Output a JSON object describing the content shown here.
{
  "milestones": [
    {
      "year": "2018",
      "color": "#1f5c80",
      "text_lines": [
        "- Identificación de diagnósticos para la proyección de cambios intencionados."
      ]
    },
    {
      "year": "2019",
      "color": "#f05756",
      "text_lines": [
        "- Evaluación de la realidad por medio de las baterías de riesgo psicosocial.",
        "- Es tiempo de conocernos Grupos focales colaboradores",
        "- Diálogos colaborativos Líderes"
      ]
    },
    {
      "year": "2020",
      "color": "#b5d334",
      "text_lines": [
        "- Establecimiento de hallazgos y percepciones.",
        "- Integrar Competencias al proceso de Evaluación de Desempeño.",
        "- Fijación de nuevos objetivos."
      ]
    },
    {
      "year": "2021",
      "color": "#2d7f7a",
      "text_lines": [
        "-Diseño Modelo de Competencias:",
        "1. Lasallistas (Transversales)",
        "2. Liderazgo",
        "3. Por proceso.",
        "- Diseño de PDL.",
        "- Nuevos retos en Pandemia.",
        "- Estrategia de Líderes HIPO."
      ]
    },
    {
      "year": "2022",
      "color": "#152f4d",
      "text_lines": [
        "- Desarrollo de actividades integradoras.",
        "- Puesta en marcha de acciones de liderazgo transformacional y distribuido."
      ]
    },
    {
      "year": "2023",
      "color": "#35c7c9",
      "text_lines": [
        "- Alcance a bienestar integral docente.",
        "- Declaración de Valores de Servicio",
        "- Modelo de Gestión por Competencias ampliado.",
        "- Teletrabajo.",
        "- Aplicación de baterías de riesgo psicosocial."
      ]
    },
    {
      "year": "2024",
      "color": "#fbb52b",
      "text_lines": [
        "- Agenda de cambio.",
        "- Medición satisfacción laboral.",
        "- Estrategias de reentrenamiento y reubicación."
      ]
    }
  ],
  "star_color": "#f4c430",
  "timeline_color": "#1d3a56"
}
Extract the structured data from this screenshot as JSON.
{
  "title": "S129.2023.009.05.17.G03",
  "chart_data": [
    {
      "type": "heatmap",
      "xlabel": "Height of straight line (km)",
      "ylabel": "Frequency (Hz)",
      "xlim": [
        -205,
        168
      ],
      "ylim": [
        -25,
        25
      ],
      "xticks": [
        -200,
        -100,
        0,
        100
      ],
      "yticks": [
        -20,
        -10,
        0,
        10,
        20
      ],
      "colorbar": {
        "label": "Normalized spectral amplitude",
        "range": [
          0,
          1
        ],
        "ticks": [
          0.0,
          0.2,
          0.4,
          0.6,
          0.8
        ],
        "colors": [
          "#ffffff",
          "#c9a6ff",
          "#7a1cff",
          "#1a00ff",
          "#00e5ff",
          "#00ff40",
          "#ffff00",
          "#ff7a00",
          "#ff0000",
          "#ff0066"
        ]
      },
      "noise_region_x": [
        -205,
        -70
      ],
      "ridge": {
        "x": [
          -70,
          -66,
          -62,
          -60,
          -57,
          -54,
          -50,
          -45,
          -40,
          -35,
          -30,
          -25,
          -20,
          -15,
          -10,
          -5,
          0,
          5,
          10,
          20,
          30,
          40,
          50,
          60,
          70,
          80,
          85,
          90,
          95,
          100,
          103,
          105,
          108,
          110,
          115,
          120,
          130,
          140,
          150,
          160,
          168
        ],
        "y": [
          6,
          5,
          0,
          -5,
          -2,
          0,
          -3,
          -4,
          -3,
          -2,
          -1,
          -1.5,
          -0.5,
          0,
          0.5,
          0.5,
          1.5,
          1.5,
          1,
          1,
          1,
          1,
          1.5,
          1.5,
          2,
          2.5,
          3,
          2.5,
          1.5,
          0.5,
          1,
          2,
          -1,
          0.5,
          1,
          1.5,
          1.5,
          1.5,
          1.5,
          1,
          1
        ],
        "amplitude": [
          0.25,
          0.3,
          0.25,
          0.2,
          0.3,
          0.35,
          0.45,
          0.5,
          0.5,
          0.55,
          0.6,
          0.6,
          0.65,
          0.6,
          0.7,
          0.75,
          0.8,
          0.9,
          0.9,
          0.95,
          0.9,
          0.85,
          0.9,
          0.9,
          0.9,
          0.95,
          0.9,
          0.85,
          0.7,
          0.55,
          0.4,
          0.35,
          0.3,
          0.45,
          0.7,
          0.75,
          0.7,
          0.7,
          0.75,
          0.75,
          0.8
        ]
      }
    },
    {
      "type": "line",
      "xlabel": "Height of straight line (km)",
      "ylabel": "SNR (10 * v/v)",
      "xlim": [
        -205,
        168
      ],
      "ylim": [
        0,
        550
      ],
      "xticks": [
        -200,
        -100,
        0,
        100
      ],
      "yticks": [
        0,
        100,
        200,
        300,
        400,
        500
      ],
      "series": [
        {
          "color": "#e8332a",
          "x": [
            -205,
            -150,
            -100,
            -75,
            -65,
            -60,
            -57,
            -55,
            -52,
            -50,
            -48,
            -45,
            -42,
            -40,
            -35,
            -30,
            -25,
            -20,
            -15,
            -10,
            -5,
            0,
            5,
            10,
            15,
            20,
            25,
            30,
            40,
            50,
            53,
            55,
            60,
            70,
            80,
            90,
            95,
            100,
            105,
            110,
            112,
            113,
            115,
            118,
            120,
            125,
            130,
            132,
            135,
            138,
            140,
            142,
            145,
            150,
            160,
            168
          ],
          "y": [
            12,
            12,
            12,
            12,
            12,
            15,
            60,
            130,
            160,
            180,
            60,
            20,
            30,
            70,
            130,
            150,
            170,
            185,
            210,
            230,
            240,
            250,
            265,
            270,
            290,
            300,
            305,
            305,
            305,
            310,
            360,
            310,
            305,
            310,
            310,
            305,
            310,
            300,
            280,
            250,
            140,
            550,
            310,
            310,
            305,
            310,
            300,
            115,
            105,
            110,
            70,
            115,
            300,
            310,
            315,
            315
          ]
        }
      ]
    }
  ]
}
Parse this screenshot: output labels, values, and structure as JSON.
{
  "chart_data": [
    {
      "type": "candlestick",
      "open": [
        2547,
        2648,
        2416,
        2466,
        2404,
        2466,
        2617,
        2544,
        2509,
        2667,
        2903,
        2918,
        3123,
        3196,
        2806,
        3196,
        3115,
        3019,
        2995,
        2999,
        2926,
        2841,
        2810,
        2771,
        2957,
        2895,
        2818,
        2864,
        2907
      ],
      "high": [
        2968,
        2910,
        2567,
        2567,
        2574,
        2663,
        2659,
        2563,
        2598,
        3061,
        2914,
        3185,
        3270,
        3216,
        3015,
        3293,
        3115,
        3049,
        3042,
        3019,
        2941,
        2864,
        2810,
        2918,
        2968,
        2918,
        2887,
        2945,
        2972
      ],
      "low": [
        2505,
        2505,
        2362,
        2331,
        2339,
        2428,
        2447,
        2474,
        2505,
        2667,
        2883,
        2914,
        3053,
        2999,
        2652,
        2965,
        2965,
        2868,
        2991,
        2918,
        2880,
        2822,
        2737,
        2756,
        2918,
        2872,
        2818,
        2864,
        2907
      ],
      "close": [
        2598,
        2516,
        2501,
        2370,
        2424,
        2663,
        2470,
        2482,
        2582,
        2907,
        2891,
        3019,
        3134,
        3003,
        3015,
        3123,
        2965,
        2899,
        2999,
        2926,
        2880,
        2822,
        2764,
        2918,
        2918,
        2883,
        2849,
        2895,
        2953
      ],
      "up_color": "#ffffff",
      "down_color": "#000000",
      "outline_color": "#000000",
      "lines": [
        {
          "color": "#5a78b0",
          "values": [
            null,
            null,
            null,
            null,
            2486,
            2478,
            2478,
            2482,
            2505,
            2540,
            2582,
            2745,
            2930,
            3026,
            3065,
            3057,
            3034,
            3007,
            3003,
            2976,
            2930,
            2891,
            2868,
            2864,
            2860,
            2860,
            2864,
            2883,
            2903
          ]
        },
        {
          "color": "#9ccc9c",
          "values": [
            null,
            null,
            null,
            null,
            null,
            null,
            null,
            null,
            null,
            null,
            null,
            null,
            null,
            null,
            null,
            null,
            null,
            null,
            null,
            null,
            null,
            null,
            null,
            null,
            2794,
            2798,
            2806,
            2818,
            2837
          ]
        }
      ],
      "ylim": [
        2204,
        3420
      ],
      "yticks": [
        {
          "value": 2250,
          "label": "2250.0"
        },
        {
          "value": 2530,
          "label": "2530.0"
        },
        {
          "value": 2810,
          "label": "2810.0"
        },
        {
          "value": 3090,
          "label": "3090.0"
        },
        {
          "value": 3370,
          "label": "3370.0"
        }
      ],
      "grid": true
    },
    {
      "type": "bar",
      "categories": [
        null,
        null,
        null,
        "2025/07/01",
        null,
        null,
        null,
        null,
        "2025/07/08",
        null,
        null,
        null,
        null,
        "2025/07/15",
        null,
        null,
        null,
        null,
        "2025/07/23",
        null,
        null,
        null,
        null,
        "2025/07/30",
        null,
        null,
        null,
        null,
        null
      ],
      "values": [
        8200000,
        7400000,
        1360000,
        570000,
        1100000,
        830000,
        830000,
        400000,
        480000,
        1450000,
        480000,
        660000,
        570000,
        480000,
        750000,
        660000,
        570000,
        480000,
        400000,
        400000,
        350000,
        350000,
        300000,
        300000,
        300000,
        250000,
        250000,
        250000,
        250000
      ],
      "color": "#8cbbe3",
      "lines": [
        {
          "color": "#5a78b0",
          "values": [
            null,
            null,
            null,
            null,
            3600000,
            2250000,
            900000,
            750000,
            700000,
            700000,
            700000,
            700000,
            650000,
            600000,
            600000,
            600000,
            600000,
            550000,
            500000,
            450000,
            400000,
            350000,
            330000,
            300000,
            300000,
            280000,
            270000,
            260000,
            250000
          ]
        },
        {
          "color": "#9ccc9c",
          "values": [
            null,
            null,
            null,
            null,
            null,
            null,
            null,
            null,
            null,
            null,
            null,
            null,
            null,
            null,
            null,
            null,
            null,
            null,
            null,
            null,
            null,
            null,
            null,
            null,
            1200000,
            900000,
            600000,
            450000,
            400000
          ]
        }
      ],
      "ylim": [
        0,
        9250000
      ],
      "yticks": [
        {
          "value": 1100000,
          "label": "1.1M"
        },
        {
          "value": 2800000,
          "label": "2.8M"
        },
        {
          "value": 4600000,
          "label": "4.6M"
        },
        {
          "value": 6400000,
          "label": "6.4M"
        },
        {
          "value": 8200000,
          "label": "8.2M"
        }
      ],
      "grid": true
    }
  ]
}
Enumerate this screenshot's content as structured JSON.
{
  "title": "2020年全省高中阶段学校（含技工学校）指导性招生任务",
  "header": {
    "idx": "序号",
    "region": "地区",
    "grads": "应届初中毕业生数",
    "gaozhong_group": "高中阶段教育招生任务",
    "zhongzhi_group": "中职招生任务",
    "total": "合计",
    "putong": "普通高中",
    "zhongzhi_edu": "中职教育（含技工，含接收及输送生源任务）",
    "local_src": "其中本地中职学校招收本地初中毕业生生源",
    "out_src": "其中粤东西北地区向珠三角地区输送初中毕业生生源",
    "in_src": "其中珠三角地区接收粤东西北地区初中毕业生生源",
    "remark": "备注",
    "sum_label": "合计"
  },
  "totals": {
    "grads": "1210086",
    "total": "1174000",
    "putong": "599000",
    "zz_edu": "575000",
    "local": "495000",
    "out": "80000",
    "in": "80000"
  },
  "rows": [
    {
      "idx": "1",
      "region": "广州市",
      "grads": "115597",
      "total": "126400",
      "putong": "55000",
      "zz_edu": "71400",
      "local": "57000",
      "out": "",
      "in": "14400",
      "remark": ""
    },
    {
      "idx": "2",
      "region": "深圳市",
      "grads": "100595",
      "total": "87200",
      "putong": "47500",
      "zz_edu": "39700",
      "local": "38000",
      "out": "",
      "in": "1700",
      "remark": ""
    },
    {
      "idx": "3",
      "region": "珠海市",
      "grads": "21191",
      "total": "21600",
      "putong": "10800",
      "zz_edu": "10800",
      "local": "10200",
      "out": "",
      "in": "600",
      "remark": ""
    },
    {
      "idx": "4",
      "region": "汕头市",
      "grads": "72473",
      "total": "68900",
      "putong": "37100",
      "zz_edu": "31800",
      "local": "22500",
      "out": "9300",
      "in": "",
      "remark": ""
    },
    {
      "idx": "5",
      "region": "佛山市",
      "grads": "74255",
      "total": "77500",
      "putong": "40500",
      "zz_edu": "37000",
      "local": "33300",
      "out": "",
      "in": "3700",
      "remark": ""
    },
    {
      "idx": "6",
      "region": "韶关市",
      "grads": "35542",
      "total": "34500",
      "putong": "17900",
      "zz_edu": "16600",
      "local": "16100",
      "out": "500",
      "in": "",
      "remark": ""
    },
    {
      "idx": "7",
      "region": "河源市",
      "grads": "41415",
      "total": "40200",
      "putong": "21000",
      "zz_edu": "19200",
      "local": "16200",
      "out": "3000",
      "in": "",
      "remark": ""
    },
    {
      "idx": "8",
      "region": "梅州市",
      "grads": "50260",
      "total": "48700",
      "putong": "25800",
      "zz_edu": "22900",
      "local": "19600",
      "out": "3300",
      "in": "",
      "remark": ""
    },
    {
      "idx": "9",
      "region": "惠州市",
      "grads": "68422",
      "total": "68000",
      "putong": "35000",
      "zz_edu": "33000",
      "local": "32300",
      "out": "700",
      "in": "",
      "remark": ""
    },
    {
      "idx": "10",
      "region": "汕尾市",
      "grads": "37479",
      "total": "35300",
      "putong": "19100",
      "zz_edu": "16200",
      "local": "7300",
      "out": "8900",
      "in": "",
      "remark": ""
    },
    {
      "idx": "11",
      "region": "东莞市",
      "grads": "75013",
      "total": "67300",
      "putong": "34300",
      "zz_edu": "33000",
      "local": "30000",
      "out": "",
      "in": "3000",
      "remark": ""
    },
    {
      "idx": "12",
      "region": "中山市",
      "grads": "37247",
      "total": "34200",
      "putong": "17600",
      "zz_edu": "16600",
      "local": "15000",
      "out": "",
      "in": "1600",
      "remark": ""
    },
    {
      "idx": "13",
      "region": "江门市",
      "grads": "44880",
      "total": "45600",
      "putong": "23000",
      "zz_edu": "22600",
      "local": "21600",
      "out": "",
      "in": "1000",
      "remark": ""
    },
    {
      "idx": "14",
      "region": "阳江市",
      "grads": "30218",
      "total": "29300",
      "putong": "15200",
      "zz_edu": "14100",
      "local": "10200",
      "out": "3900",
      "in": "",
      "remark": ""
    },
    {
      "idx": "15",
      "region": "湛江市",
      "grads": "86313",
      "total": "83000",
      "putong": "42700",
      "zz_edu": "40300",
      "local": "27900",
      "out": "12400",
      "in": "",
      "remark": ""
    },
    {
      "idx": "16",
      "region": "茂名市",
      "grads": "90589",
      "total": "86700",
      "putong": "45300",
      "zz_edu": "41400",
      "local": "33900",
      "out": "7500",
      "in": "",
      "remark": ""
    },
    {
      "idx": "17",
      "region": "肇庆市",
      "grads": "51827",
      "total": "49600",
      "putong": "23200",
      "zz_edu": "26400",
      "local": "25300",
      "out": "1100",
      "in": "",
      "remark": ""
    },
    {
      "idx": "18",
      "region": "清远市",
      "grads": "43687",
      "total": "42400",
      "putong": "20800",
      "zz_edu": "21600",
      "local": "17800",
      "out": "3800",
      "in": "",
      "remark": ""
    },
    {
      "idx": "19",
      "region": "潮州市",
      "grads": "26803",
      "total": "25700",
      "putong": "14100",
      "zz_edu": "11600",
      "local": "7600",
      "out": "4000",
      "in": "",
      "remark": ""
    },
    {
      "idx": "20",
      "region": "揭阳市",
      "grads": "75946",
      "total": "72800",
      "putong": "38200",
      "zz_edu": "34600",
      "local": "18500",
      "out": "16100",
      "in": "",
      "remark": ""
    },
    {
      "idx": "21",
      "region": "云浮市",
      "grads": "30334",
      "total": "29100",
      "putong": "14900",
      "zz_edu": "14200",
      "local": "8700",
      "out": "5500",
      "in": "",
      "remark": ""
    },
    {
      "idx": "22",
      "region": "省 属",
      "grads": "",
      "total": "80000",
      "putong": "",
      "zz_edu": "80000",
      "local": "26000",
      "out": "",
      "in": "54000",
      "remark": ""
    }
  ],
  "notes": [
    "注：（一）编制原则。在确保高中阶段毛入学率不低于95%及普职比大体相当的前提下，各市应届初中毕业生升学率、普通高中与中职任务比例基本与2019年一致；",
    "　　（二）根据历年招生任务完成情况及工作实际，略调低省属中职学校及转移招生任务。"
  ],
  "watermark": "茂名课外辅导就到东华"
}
▬▬▬
→ **Exercise brief**: Check each line above for the string "Líderes" and report how many lines have it, giving only the number.

→ **Task solution**: 2